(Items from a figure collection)
** begin **
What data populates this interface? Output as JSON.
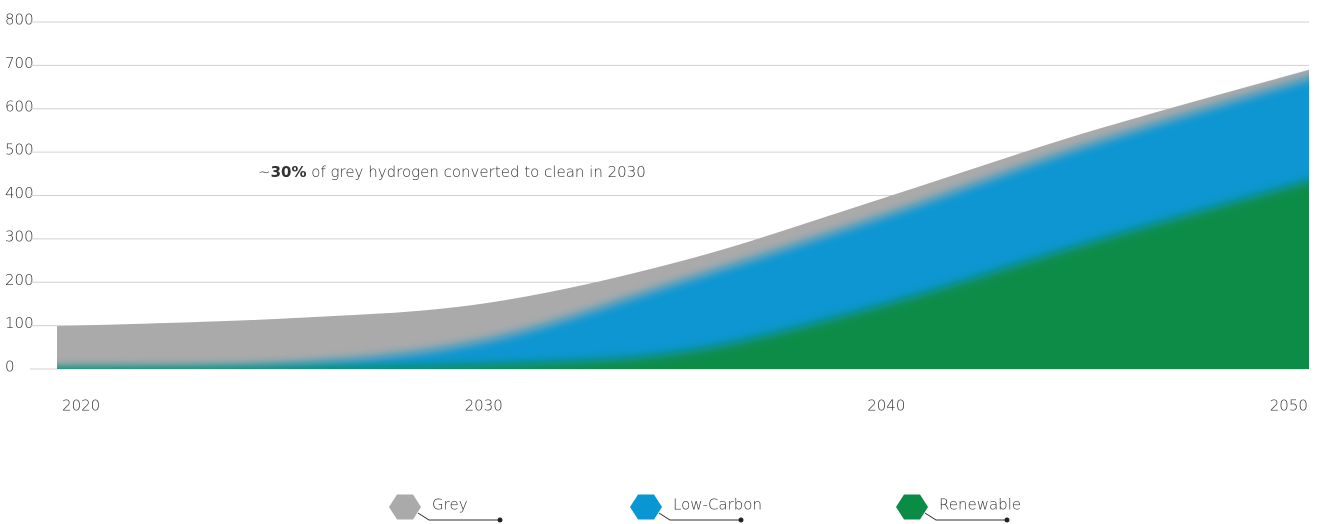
{
  "chart_data": {
    "type": "stacked_area",
    "x": [
      2020,
      2025,
      2030,
      2035,
      2040,
      2045,
      2050
    ],
    "series": [
      {
        "name": "Grey",
        "color": "#aaaaaa",
        "values": [
          97,
          105,
          85,
          45,
          40,
          29,
          18
        ]
      },
      {
        "name": "Low-Carbon",
        "color": "#0a96d2",
        "values": [
          0,
          8,
          55,
          165,
          205,
          226,
          237
        ]
      },
      {
        "name": "Renewable",
        "color": "#0a8c46",
        "values": [
          0,
          2,
          10,
          40,
          150,
          290,
          440
        ]
      }
    ],
    "xlim": [
      2019.4,
      2050.5
    ],
    "xticks": [
      2020,
      2030,
      2040,
      2050
    ],
    "ylim": [
      0,
      800
    ],
    "yticks": [
      0,
      100,
      200,
      300,
      400,
      500,
      600,
      700,
      800
    ],
    "grid": true,
    "annotation": {
      "prefix": "~",
      "emphasis": "30%",
      "text": "of grey hydrogen converted to clean in 2030"
    }
  }
}
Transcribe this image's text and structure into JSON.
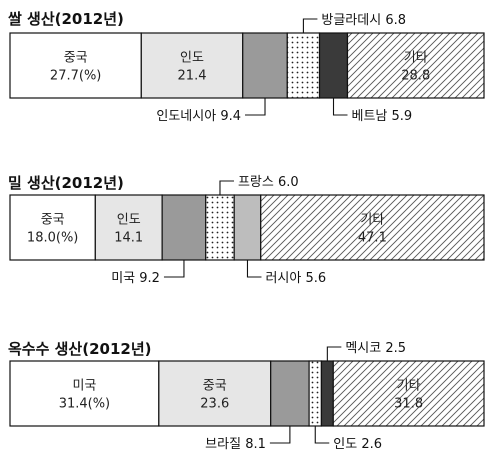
{
  "chart_data": [
    {
      "type": "bar",
      "stacked": true,
      "orientation": "horizontal",
      "title": "쌀 생산(2012년)",
      "unit": "(%)",
      "segments": [
        {
          "label": "중국",
          "value": 27.7,
          "value_text": "27.7(%)",
          "label_placement": "inside",
          "fill": "white"
        },
        {
          "label": "인도",
          "value": 21.4,
          "value_text": "21.4",
          "label_placement": "inside",
          "fill": "#e6e6e6"
        },
        {
          "label": "인도네시아",
          "value": 9.4,
          "value_text": "9.4",
          "label_placement": "below-left",
          "fill": "#9a9a9a"
        },
        {
          "label": "방글라데시",
          "value": 6.8,
          "value_text": "6.8",
          "label_placement": "above-right",
          "fill": "dots"
        },
        {
          "label": "베트남",
          "value": 5.9,
          "value_text": "5.9",
          "label_placement": "below-right",
          "fill": "#3a3a3a"
        },
        {
          "label": "기타",
          "value": 28.8,
          "value_text": "28.8",
          "label_placement": "inside",
          "fill": "hatch"
        }
      ]
    },
    {
      "type": "bar",
      "stacked": true,
      "orientation": "horizontal",
      "title": "밀 생산(2012년)",
      "unit": "(%)",
      "segments": [
        {
          "label": "중국",
          "value": 18.0,
          "value_text": "18.0(%)",
          "label_placement": "inside",
          "fill": "white"
        },
        {
          "label": "인도",
          "value": 14.1,
          "value_text": "14.1",
          "label_placement": "inside",
          "fill": "#e6e6e6"
        },
        {
          "label": "미국",
          "value": 9.2,
          "value_text": "9.2",
          "label_placement": "below-left",
          "fill": "#9a9a9a"
        },
        {
          "label": "프랑스",
          "value": 6.0,
          "value_text": "6.0",
          "label_placement": "above-right",
          "fill": "dots"
        },
        {
          "label": "러시아",
          "value": 5.6,
          "value_text": "5.6",
          "label_placement": "below-right",
          "fill": "#bdbdbd"
        },
        {
          "label": "기타",
          "value": 47.1,
          "value_text": "47.1",
          "label_placement": "inside",
          "fill": "hatch"
        }
      ]
    },
    {
      "type": "bar",
      "stacked": true,
      "orientation": "horizontal",
      "title": "옥수수 생산(2012년)",
      "unit": "(%)",
      "segments": [
        {
          "label": "미국",
          "value": 31.4,
          "value_text": "31.4(%)",
          "label_placement": "inside",
          "fill": "white"
        },
        {
          "label": "중국",
          "value": 23.6,
          "value_text": "23.6",
          "label_placement": "inside",
          "fill": "#e6e6e6"
        },
        {
          "label": "브라질",
          "value": 8.1,
          "value_text": "8.1",
          "label_placement": "below-left",
          "fill": "#9a9a9a"
        },
        {
          "label": "인도",
          "value": 2.6,
          "value_text": "2.6",
          "label_placement": "below-right",
          "fill": "dots"
        },
        {
          "label": "멕시코",
          "value": 2.5,
          "value_text": "2.5",
          "label_placement": "above-right",
          "fill": "#3a3a3a"
        },
        {
          "label": "기타",
          "value": 31.8,
          "value_text": "31.8",
          "label_placement": "inside",
          "fill": "hatch"
        }
      ]
    }
  ]
}
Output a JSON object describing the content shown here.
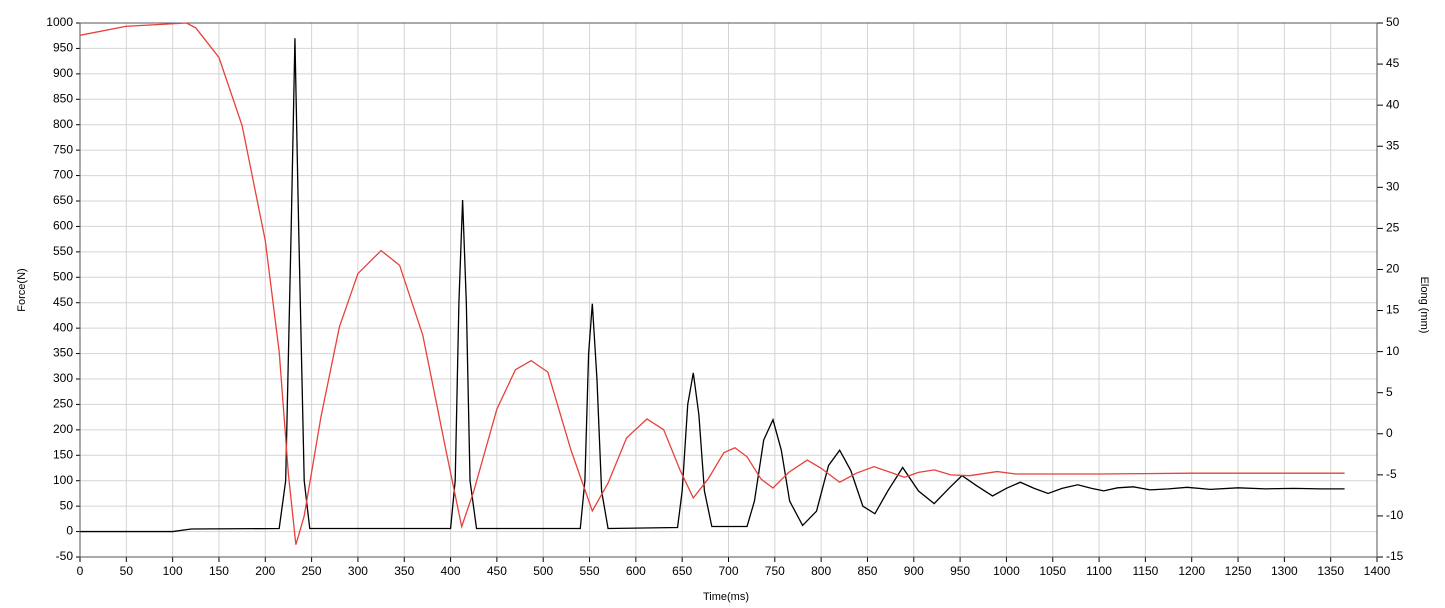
{
  "chart_data": {
    "type": "line",
    "x_label": "Time(ms)",
    "y_label": "Force(N)",
    "y2_label": "Elong (mm)",
    "xlim": [
      0,
      1400
    ],
    "xticks": [
      0,
      50,
      100,
      150,
      200,
      250,
      300,
      350,
      400,
      450,
      500,
      550,
      600,
      650,
      700,
      750,
      800,
      850,
      900,
      950,
      1000,
      1050,
      1100,
      1150,
      1200,
      1250,
      1300,
      1350,
      1400
    ],
    "ylim": [
      -50,
      1000
    ],
    "yticks": [
      -50,
      0,
      50,
      100,
      150,
      200,
      250,
      300,
      350,
      400,
      450,
      500,
      550,
      600,
      650,
      700,
      750,
      800,
      850,
      900,
      950,
      1000
    ],
    "y2lim": [
      -15,
      50
    ],
    "y2ticks": [
      -15,
      -10,
      -5,
      0,
      5,
      10,
      15,
      20,
      25,
      30,
      35,
      40,
      45,
      50
    ],
    "grid": true,
    "series": [
      {
        "color": "#000000",
        "x": [
          0,
          100,
          120,
          215,
          222,
          228,
          232,
          236,
          242,
          248,
          400,
          405,
          409,
          413,
          417,
          421,
          428,
          540,
          545,
          549,
          553,
          558,
          563,
          570,
          645,
          650,
          656,
          662,
          668,
          674,
          682,
          720,
          728,
          738,
          748,
          757,
          766,
          780,
          795,
          808,
          820,
          832,
          845,
          858,
          872,
          888,
          905,
          922,
          938,
          952,
          968,
          985,
          1000,
          1015,
          1030,
          1045,
          1060,
          1077,
          1092,
          1105,
          1120,
          1137,
          1155,
          1175,
          1195,
          1220,
          1250,
          1280,
          1310,
          1340,
          1365
        ],
        "values": [
          0,
          0,
          5,
          6,
          100,
          600,
          970,
          600,
          100,
          6,
          6,
          100,
          450,
          652,
          450,
          100,
          6,
          6,
          100,
          350,
          448,
          300,
          80,
          6,
          8,
          80,
          250,
          312,
          230,
          80,
          10,
          10,
          60,
          180,
          220,
          160,
          60,
          12,
          40,
          130,
          160,
          120,
          50,
          35,
          80,
          126,
          80,
          55,
          85,
          110,
          90,
          70,
          85,
          97,
          85,
          75,
          85,
          92,
          85,
          80,
          86,
          88,
          82,
          84,
          87,
          83,
          86,
          84,
          85,
          84,
          84
        ]
      },
      {
        "color": "#e8413a",
        "axis": "y2",
        "x": [
          0,
          50,
          115,
          125,
          150,
          175,
          200,
          215,
          225,
          233,
          242,
          260,
          280,
          300,
          325,
          345,
          370,
          395,
          412,
          425,
          450,
          470,
          487,
          505,
          530,
          553,
          570,
          590,
          612,
          630,
          648,
          662,
          678,
          695,
          707,
          720,
          735,
          748,
          765,
          785,
          800,
          820,
          838,
          857,
          875,
          890,
          905,
          922,
          940,
          960,
          990,
          1010,
          1100,
          1200,
          1365
        ],
        "values": [
          48.5,
          49.6,
          50,
          49.4,
          45.8,
          37.5,
          23.5,
          10,
          -5,
          -13.5,
          -10,
          2,
          13,
          19.5,
          22.3,
          20.5,
          12,
          -2,
          -11.3,
          -7,
          3,
          7.8,
          8.9,
          7.5,
          -2,
          -9.4,
          -6,
          -0.5,
          1.8,
          0.5,
          -4.5,
          -7.8,
          -5.5,
          -2.3,
          -1.7,
          -2.8,
          -5.5,
          -6.6,
          -4.7,
          -3.2,
          -4.2,
          -5.9,
          -4.8,
          -4.0,
          -4.7,
          -5.3,
          -4.7,
          -4.4,
          -5.0,
          -5.1,
          -4.6,
          -4.9,
          -4.9,
          -4.8,
          -4.8
        ]
      }
    ]
  }
}
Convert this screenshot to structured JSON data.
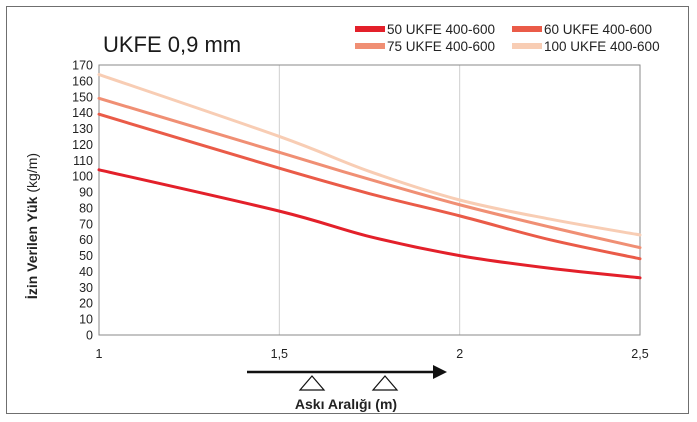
{
  "chart_data": {
    "type": "line",
    "title": "UKFE 0,9 mm",
    "ylabel_bold": "İzin Verilen Yük",
    "ylabel_unit": "(kg/m)",
    "xlabel": "Askı Aralığı (m)",
    "xlim": [
      1,
      2.5
    ],
    "ylim": [
      0,
      170
    ],
    "x_ticks": [
      1,
      1.5,
      2,
      2.5
    ],
    "x_tick_labels": [
      "1",
      "1,5",
      "2",
      "2,5"
    ],
    "y_ticks": [
      0,
      10,
      20,
      30,
      40,
      50,
      60,
      70,
      80,
      90,
      100,
      110,
      120,
      130,
      140,
      150,
      160,
      170
    ],
    "y_tick_labels": [
      "0",
      "10",
      "20",
      "30",
      "40",
      "50",
      "60",
      "70",
      "80",
      "90",
      "100",
      "110",
      "120",
      "130",
      "140",
      "150",
      "160",
      "170"
    ],
    "grid": "vertical",
    "legend_position": "top-right",
    "series": [
      {
        "name": "50 UKFE 400-600",
        "color": "#e3202a",
        "x": [
          1,
          1.5,
          1.75,
          2,
          2.25,
          2.5
        ],
        "values": [
          104,
          78,
          62,
          50,
          42,
          36
        ]
      },
      {
        "name": "60 UKFE 400-600",
        "color": "#ea5b48",
        "x": [
          1,
          1.5,
          1.75,
          2,
          2.25,
          2.5
        ],
        "values": [
          139,
          105,
          89,
          75,
          60,
          48
        ]
      },
      {
        "name": "75 UKFE 400-600",
        "color": "#f08f74",
        "x": [
          1,
          1.5,
          1.75,
          2,
          2.25,
          2.5
        ],
        "values": [
          149,
          115,
          98,
          82,
          68,
          55
        ]
      },
      {
        "name": "100 UKFE 400-600",
        "color": "#f8cdb4",
        "x": [
          1,
          1.5,
          1.75,
          2,
          2.25,
          2.5
        ],
        "values": [
          164,
          125,
          103,
          85,
          73,
          63
        ]
      }
    ]
  }
}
** end **
▶ **INSTRUCTIONS TO FOLLOW**: Leave out every line without the string "name" and copy the rest.

▶ **SOLVED PROBLEM**:
        "name": "Grey",
        "name": "Low-Carbon",
        "name": "Renewable",
        "name": "50 UKFE 400-600",
        "name": "60 UKFE 400-600",
        "name": "75 UKFE 400-600",
        "name": "100 UKFE 400-600",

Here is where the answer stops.